[Dataset rows of page text]
***

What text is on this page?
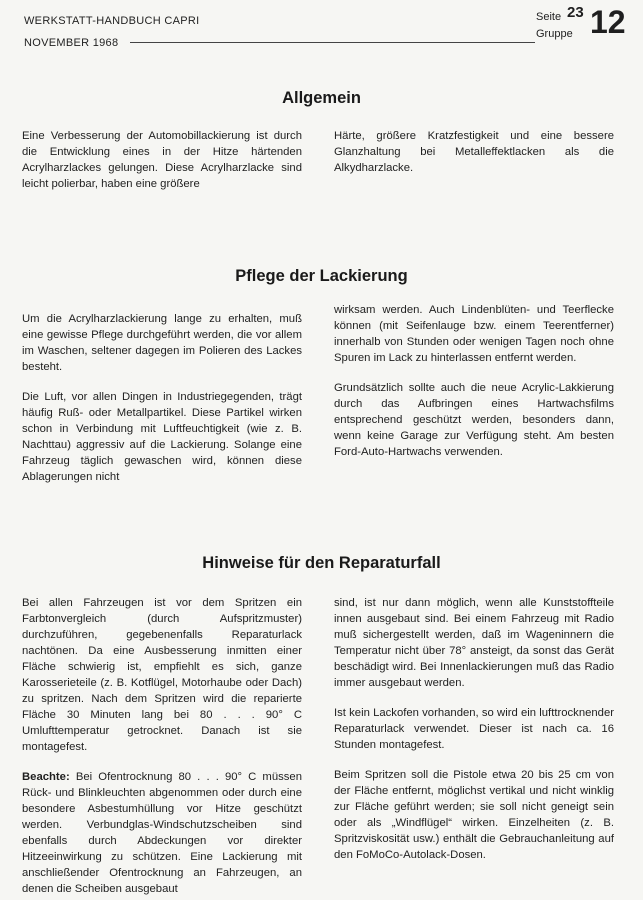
WERKSTATT-HANDBUCH CAPRI
NOVEMBER 1968
Seite 23
Gruppe 12
Allgemein

Eine Verbesserung der Automobillackierung ist durch die Entwicklung eines in der Hitze härtenden Acrylharzlackes gelungen. Diese Acrylharzlacke sind leicht polierbar, haben eine größere

Härte, größere Kratzfestigkeit und eine bessere Glanzhaltung bei Metalleffektlacken als die Alkydharzlacke.

Pflege der Lackierung

Um die Acrylharzlackierung lange zu erhalten, muß eine gewisse Pflege durchgeführt werden, die vor allem im Waschen, seltener dagegen im Polieren des Lackes besteht.

Die Luft, vor allen Dingen in Industriegegenden, trägt häufig Ruß- oder Metallpartikel. Diese Partikel wirken schon in Verbindung mit Luftfeuchtigkeit (wie z. B. Nachttau) aggressiv auf die Lackierung. Solange eine Fahrzeug täglich gewaschen wird, können diese Ablagerungen nicht

wirksam werden. Auch Lindenblüten- und Teerflecke können (mit Seifenlauge bzw. einem Teerentferner) innerhalb von Stunden oder wenigen Tagen noch ohne Spuren im Lack zu hinterlassen entfernt werden.

Grundsätzlich sollte auch die neue Acrylic-Lakkierung durch das Aufbringen eines Hartwachsfilms entsprechend geschützt werden, besonders dann, wenn keine Garage zur Verfügung steht. Am besten Ford-Auto-Hartwachs verwenden.

Hinweise für den Reparaturfall

Bei allen Fahrzeugen ist vor dem Spritzen ein Farbtonvergleich (durch Aufspritzmuster) durchzuführen, gegebenenfalls Reparaturlack nachtönen. Da eine Ausbesserung inmitten einer Fläche schwierig ist, empfiehlt es sich, ganze Karosserieteile (z. B. Kotflügel, Motorhaube oder Dach) zu spritzen. Nach dem Spritzen wird die reparierte Fläche 30 Minuten lang bei 80 . . . 90° C Umlufttemperatur getrocknet. Danach ist sie montagefest.

Beachte: Bei Ofentrocknung 80 . . . 90° C müssen Rück- und Blinkleuchten abgenommen oder durch eine besondere Asbestumhüllung vor Hitze geschützt werden. Verbundglas-Windschutzscheiben sind ebenfalls durch Abdeckungen vor direkter Hitzeeinwirkung zu schützen. Eine Lackierung mit anschließender Ofentrocknung an Fahrzeugen, an denen die Scheiben ausgebaut

sind, ist nur dann möglich, wenn alle Kunststoffteile innen ausgebaut sind. Bei einem Fahrzeug mit Radio muß sichergestellt werden, daß im Wageninnern die Temperatur nicht über 78° ansteigt, da sonst das Gerät beschädigt wird. Bei Innenlackierungen muß das Radio immer ausgebaut werden.

Ist kein Lackofen vorhanden, so wird ein lufttrocknender Reparaturlack verwendet. Dieser ist nach ca. 16 Stunden montagefest.

Beim Spritzen soll die Pistole etwa 20 bis 25 cm von der Fläche entfernt, möglichst vertikal und nicht winklig zur Fläche geführt werden; sie soll nicht geneigt sein oder als „Windflügel“ wirken. Einzelheiten (z. B. Spritzviskosität usw.) enthält die Gebrauchanleitung auf den FoMoCo-Autolack-Dosen.
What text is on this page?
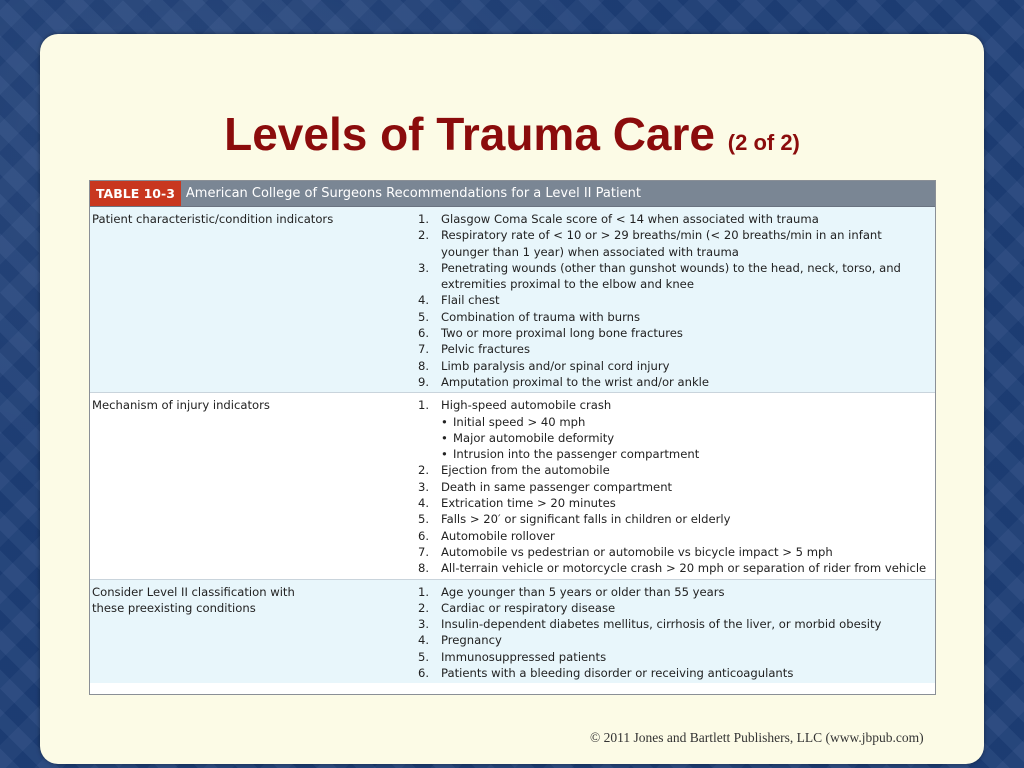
Levels of Trauma Care (2 of 2)
TABLE 10-3 American College of Surgeons Recommendations for a Level II Patient
Patient characteristic/condition indicators	1.	Glasgow Coma Scale score of < 14 when associated with trauma
2.	Respiratory rate of < 10 or > 29 breaths/min (< 20 breaths/min in an infant younger than 1 year) when associated with trauma
3.	Penetrating wounds (other than gunshot wounds) to the head, neck, torso, and extremities proximal to the elbow and knee
4.	Flail chest
5.	Combination of trauma with burns
6.	Two or more proximal long bone fractures
7.	Pelvic fractures
8.	Limb paralysis and/or spinal cord injury
9.	Amputation proximal to the wrist and/or ankle
Mechanism of injury indicators	1.	High-speed automobile crash
• Initial speed > 40 mph
• Major automobile deformity
• Intrusion into the passenger compartment
2.	Ejection from the automobile
3.	Death in same passenger compartment
4.	Extrication time > 20 minutes
5.	Falls > 20′ or significant falls in children or elderly
6.	Automobile rollover
7.	Automobile vs pedestrian or automobile vs bicycle impact > 5 mph
8.	All-terrain vehicle or motorcycle crash > 20 mph or separation of rider from vehicle
Consider Level II classification with
these preexisting conditions
1.	Age younger than 5 years or older than 55 years
2.	Cardiac or respiratory disease
3.	Insulin-dependent diabetes mellitus, cirrhosis of the liver, or morbid obesity
4.	Pregnancy
5.	Immunosuppressed patients
6.	Patients with a bleeding disorder or receiving anticoagulants
© 2011 Jones and Bartlett Publishers, LLC (www.jbpub.com)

***

WHAT THIS TASK INVOLVES = Write out all the data exactly, minus pictures.

YOUR RESPONSE =
What text is on this page?
WERKSTATT-HANDBUCH CAPRI
NOVEMBER 1968
Seite 23
Gruppe 12
Allgemein

Eine Verbesserung der Automobillackierung ist durch die Entwicklung eines in der Hitze härtenden Acrylharzlackes gelungen. Diese Acrylharzlacke sind leicht polierbar, haben eine größere

Härte, größere Kratzfestigkeit und eine bessere Glanzhaltung bei Metalleffektlacken als die Alkydharzlacke.

Pflege der Lackierung

Um die Acrylharzlackierung lange zu erhalten, muß eine gewisse Pflege durchgeführt werden, die vor allem im Waschen, seltener dagegen im Polieren des Lackes besteht.

Die Luft, vor allen Dingen in Industriegegenden, trägt häufig Ruß- oder Metallpartikel. Diese Partikel wirken schon in Verbindung mit Luftfeuchtigkeit (wie z. B. Nachttau) aggressiv auf die Lackierung. Solange eine Fahrzeug täglich gewaschen wird, können diese Ablagerungen nicht

wirksam werden. Auch Lindenblüten- und Teerflecke können (mit Seifenlauge bzw. einem Teerentferner) innerhalb von Stunden oder wenigen Tagen noch ohne Spuren im Lack zu hinterlassen entfernt werden.

Grundsätzlich sollte auch die neue Acrylic-Lakkierung durch das Aufbringen eines Hartwachsfilms entsprechend geschützt werden, besonders dann, wenn keine Garage zur Verfügung steht. Am besten Ford-Auto-Hartwachs verwenden.

Hinweise für den Reparaturfall

Bei allen Fahrzeugen ist vor dem Spritzen ein Farbtonvergleich (durch Aufspritzmuster) durchzuführen, gegebenenfalls Reparaturlack nachtönen. Da eine Ausbesserung inmitten einer Fläche schwierig ist, empfiehlt es sich, ganze Karosserieteile (z. B. Kotflügel, Motorhaube oder Dach) zu spritzen. Nach dem Spritzen wird die reparierte Fläche 30 Minuten lang bei 80 . . . 90° C Umlufttemperatur getrocknet. Danach ist sie montagefest.

Beachte: Bei Ofentrocknung 80 . . . 90° C müssen Rück- und Blinkleuchten abgenommen oder durch eine besondere Asbestumhüllung vor Hitze geschützt werden. Verbundglas-Windschutzscheiben sind ebenfalls durch Abdeckungen vor direkter Hitzeeinwirkung zu schützen. Eine Lackierung mit anschließender Ofentrocknung an Fahrzeugen, an denen die Scheiben ausgebaut

sind, ist nur dann möglich, wenn alle Kunststoffteile innen ausgebaut sind. Bei einem Fahrzeug mit Radio muß sichergestellt werden, daß im Wageninnern die Temperatur nicht über 78° ansteigt, da sonst das Gerät beschädigt wird. Bei Innenlackierungen muß das Radio immer ausgebaut werden.

Ist kein Lackofen vorhanden, so wird ein lufttrocknender Reparaturlack verwendet. Dieser ist nach ca. 16 Stunden montagefest.

Beim Spritzen soll die Pistole etwa 20 bis 25 cm von der Fläche entfernt, möglichst vertikal und nicht winklig zur Fläche geführt werden; sie soll nicht geneigt sein oder als „Windflügel“ wirken. Einzelheiten (z. B. Spritzviskosität usw.) enthält die Gebrauchanleitung auf den FoMoCo-Autolack-Dosen.
What text is on this page?
Levels of Trauma Care (2 of 2)
TABLE 10-3 American College of Surgeons Recommendations for a Level II Patient
Patient characteristic/condition indicators	1.	Glasgow Coma Scale score of < 14 when associated with trauma
2.	Respiratory rate of < 10 or > 29 breaths/min (< 20 breaths/min in an infant younger than 1 year) when associated with trauma
3.	Penetrating wounds (other than gunshot wounds) to the head, neck, torso, and extremities proximal to the elbow and knee
4.	Flail chest
5.	Combination of trauma with burns
6.	Two or more proximal long bone fractures
7.	Pelvic fractures
8.	Limb paralysis and/or spinal cord injury
9.	Amputation proximal to the wrist and/or ankle
Mechanism of injury indicators	1.	High-speed automobile crash
• Initial speed > 40 mph
• Major automobile deformity
• Intrusion into the passenger compartment
2.	Ejection from the automobile
3.	Death in same passenger compartment
4.	Extrication time > 20 minutes
5.	Falls > 20′ or significant falls in children or elderly
6.	Automobile rollover
7.	Automobile vs pedestrian or automobile vs bicycle impact > 5 mph
8.	All-terrain vehicle or motorcycle crash > 20 mph or separation of rider from vehicle
Consider Level II classification with
these preexisting conditions
1.	Age younger than 5 years or older than 55 years
2.	Cardiac or respiratory disease
3.	Insulin-dependent diabetes mellitus, cirrhosis of the liver, or morbid obesity
4.	Pregnancy
5.	Immunosuppressed patients
6.	Patients with a bleeding disorder or receiving anticoagulants
© 2011 Jones and Bartlett Publishers, LLC (www.jbpub.com)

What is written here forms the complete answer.